→ **Passage présenté**
+---+

Engagés dans un processus démocratique imposé de l'extérieur, les pays africains sont régulièrement confrontés au problème du respect des règles constitutionnelles. Face aux tentatives des présidents en place de briguer un 3e mandat, le Niger vient de donner l'exemple. Explications.

La conférence de La Baule (France) dont les assises se sont déroulées en mai 1990 et surtout le discours prononcé à cette occasion par le président François Mitterrand expliquaient aux Africains que l'aide de la France serait désormais conditionnée à la démocratisation et à la "bonne gouvernance". Dans le contexte d’un processus de démocratisation qui a toutes les apparences d’une camisole de force, la tentation des présidents en place de briguer un troisième mandat, en dépit de Constitutions qui les limitent à deux, reste encore très forte en Afrique. 

A Kinshasa, le président Kabila junior refuse de céder le pouvoir près de 2 ans après l’expiration de son mandat. A Niamey, Nouakchott et Conakry, on note également des bruits, faits et gestes nourrissant la crainte d’une modification de la Constitution. Et hier, c'est en Côte d'Ivoire qu'Alassane Ouattara a annoncé que la nouvelle Constitution lui offrait la possibilité de briguer un nouveau mandat alors qu'il boucle son second mandat en 2020. 

Seulement, ce débat, qui agite l’opinion africaine est relancée depuis quelques jours par un fait inédit qui s’est produit au Niger.

+---+

→ **Matériel présenté**
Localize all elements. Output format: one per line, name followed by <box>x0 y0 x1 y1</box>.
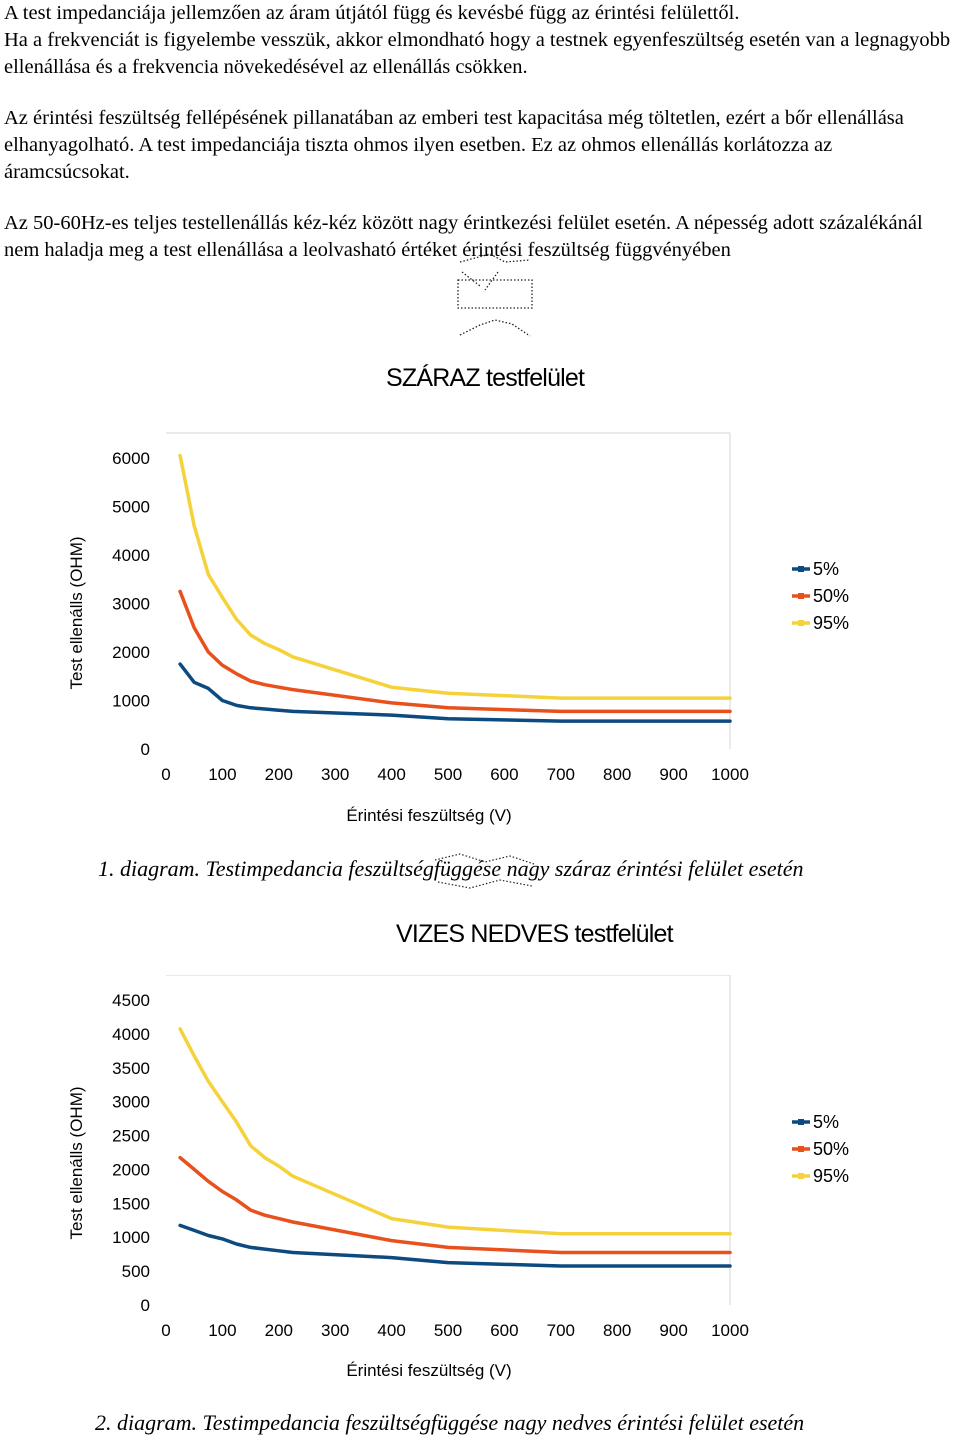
chart-2-x-tick-label: 400 <box>377 1321 405 1340</box>
chart-2-x-tick-label: 600 <box>490 1321 518 1340</box>
chart-2-y-tick-label: 2500 <box>112 1127 150 1146</box>
chart-2-x-axis-label: Érintési feszültség (V) <box>346 1361 511 1380</box>
chart-2-grid <box>166 975 731 1305</box>
chart-1-x-tick-label: 400 <box>377 765 405 784</box>
chart-1-legend: 5% 50% 95% <box>792 559 849 633</box>
chart-1-y-tick-label: 1000 <box>112 692 150 711</box>
chart-1-x-tick-label: 1000 <box>711 765 749 784</box>
intro-line-1: A test impedanciája jellemzően az áram ú… <box>4 2 740 24</box>
chart-2-y-tick-label: 1500 <box>112 1194 150 1213</box>
chart-1-x-tick-label: 300 <box>321 765 349 784</box>
chart-2-y-tick-label: 4000 <box>112 1025 150 1044</box>
chart-1-legend-marker-5pct <box>798 566 804 572</box>
chart-2-x-ticks: 0 100 200 300 400 500 600 700 800 900 1000 <box>161 1321 749 1340</box>
resistance-paragraph: Az 50-60Hz-es teljes testellenállás kéz-… <box>4 212 923 261</box>
document-body: A test impedanciája jellemzően az áram ú… <box>4 0 956 288</box>
chart-2-legend-label-50pct: 50% <box>813 1139 849 1159</box>
dotted-watermark-graphic-2 <box>434 853 535 889</box>
chart-2-x-tick-label: 900 <box>659 1321 687 1340</box>
chart-1-title: SZÁRAZ testfelület <box>386 364 585 392</box>
chart-2-y-tick-label: 3500 <box>112 1059 150 1078</box>
chart-2-series-line-95pct <box>178 1027 732 1236</box>
chart-2-x-tick-label: 1000 <box>711 1321 749 1340</box>
chart-1-x-tick-label: 100 <box>208 765 236 784</box>
chart-1-y-tick-label: 0 <box>141 740 150 759</box>
chart-1-legend-label-50pct: 50% <box>813 586 849 606</box>
chart-2-caption: 2. diagram. Testimpedancia feszültségfüg… <box>95 1410 805 1435</box>
chart-2-y-ticks: 0 500 1000 1500 2000 2500 3000 3500 4000 4500 <box>112 991 150 1315</box>
chart-1-series-line-5pct <box>178 662 732 723</box>
chart-1-legend-label-95pct: 95% <box>813 613 849 633</box>
chart-2-y-tick-label: 1000 <box>112 1228 150 1247</box>
chart-1-x-tick-label: 600 <box>490 765 518 784</box>
chart-2-x-tick-label: 0 <box>161 1321 170 1340</box>
chart-1-x-tick-label: 0 <box>161 765 170 784</box>
chart-2-x-tick-label: 200 <box>265 1321 293 1340</box>
chart-2-legend: 5% 50% 95% <box>792 1112 849 1186</box>
chart-1-y-tick-label: 6000 <box>112 449 150 468</box>
chart-2-y-tick-label: 2000 <box>112 1160 150 1179</box>
chart-2-y-tick-label: 3000 <box>112 1093 150 1112</box>
chart-1-legend-label-5pct: 5% <box>813 559 839 579</box>
chart-1-y-ticks: 0 1000 2000 3000 4000 5000 6000 <box>112 449 150 759</box>
chart-2-legend-label-95pct: 95% <box>813 1166 849 1186</box>
chart-2-series-line-5pct <box>178 1223 732 1268</box>
chart-1-x-tick-label: 200 <box>265 765 293 784</box>
chart-1: 0 1000 2000 3000 4000 5000 6000 0 100 200 300 400 5… <box>67 432 849 825</box>
chart-2-series-line-50pct <box>178 1155 732 1255</box>
chart-2-x-tick-label: 700 <box>547 1321 575 1340</box>
chart-2-x-tick-label: 100 <box>208 1321 236 1340</box>
chart-1-y-tick-label: 5000 <box>112 498 150 517</box>
chart-1-y-tick-label: 4000 <box>112 546 150 565</box>
chart-2-y-tick-label: 4500 <box>112 991 150 1010</box>
chart-1-x-tick-label: 700 <box>547 765 575 784</box>
chart-2: 0 500 1000 1500 2000 2500 3000 3500 4000 4500 0 10… <box>67 975 849 1380</box>
chart-2-y-tick-label: 0 <box>141 1296 150 1315</box>
chart-1-y-tick-label: 2000 <box>112 643 150 662</box>
chart-2-legend-marker-50pct <box>798 1146 804 1152</box>
chart-1-x-tick-label: 500 <box>434 765 462 784</box>
chart-2-series <box>178 1027 732 1268</box>
chart-1-series <box>178 453 732 723</box>
chart-1-x-tick-label: 800 <box>603 765 631 784</box>
capacitance-paragraph: Az érintési feszültség fellépésének pill… <box>4 107 904 183</box>
chart-1-y-tick-label: 3000 <box>112 595 150 614</box>
chart-2-legend-marker-5pct <box>798 1119 804 1125</box>
chart-1-y-axis-label: Test ellenálls (OHM) <box>67 536 86 689</box>
intro-line-2: Ha a frekvenciát is figyelembe vesszük, … <box>4 29 951 78</box>
chart-2-x-tick-label: 800 <box>603 1321 631 1340</box>
chart-1-x-ticks: 0 100 200 300 400 500 600 700 800 900 1000 <box>161 765 749 784</box>
chart-2-title: VIZES NEDVES testfelület <box>396 920 674 948</box>
chart-2-legend-marker-95pct <box>798 1173 804 1179</box>
chart-1-grid <box>166 432 731 749</box>
chart-2-y-axis-label: Test ellenálls (OHM) <box>67 1086 86 1239</box>
chart-1-legend-marker-50pct <box>798 593 804 599</box>
chart-2-y-tick-label: 500 <box>122 1262 150 1281</box>
intro-paragraph: A test impedanciája jellemzően az áram ú… <box>4 0 956 81</box>
dotted-watermark-graphic <box>457 253 533 337</box>
chart-2-x-tick-label: 300 <box>321 1321 349 1340</box>
chart-1-caption: 1. diagram. Testimpedancia feszültségfüg… <box>98 856 804 881</box>
chart-1-x-tick-label: 900 <box>659 765 687 784</box>
chart-1-x-axis-label: Érintési feszültség (V) <box>346 806 511 825</box>
chart-1-series-line-50pct <box>178 589 732 714</box>
chart-1-legend-marker-95pct <box>798 620 804 626</box>
chart-2-legend-label-5pct: 5% <box>813 1112 839 1132</box>
chart-1-series-line-95pct <box>178 453 732 700</box>
chart-2-x-tick-label: 500 <box>434 1321 462 1340</box>
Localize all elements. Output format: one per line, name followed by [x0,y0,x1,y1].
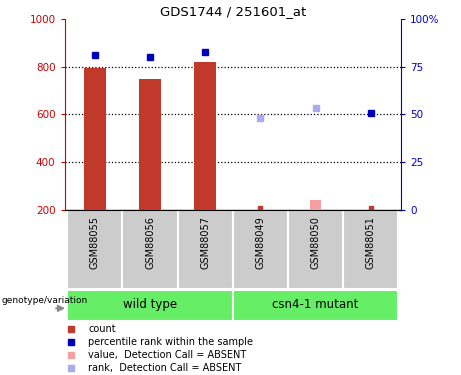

+---+

→ **Tâches à réaliser**
1. Indiquez si chacune des affirmations suivantes concorde avec le passage sur les troisièmes mandats en Afrique, en répondant par oui ou par non et en citant textuellement les mots décisifs : (a) la conférence de La Baule s'est tenue en mai 1990 ; (b) Kabila junior a cédé le pouvoir à l'expiration de son mandat ; (c) Alassane Ouattara achève son second mandat en 2020.
2. Recopiez, s'il vous plaît, le passage sur les troisièmes mandats en Afrique depuis « La conférence de » jusqu'à « forte en Afrique. » inclus.
Ce matériel est indépendant du passage.

→ **Réponses aux tâches**
1.
(a) Oui : « dont les assises se sont déroulées en mai 1990 ».
(b) Non : « le président Kabila junior refuse de céder le pouvoir près de 2 ans après l’expiration de son mandat ».
(c) Oui : « alors qu'il boucle son second mandat en 2020 ».

2.
La conférence de La Baule (France) dont les assises se sont déroulées en mai 1990 et surtout le discours prononcé à cette occasion par le président François Mitterrand expliquaient aux Africains que l'aide de la France serait désormais conditionnée à la démocratisation et à la "bonne gouvernance". Dans le contexte d’un processus de démocratisation qui a toutes les apparences d’une camisole de force, la tentation des présidents en place de briguer un troisième mandat, en dépit de Constitutions qui les limitent à deux, reste encore très forte en Afrique.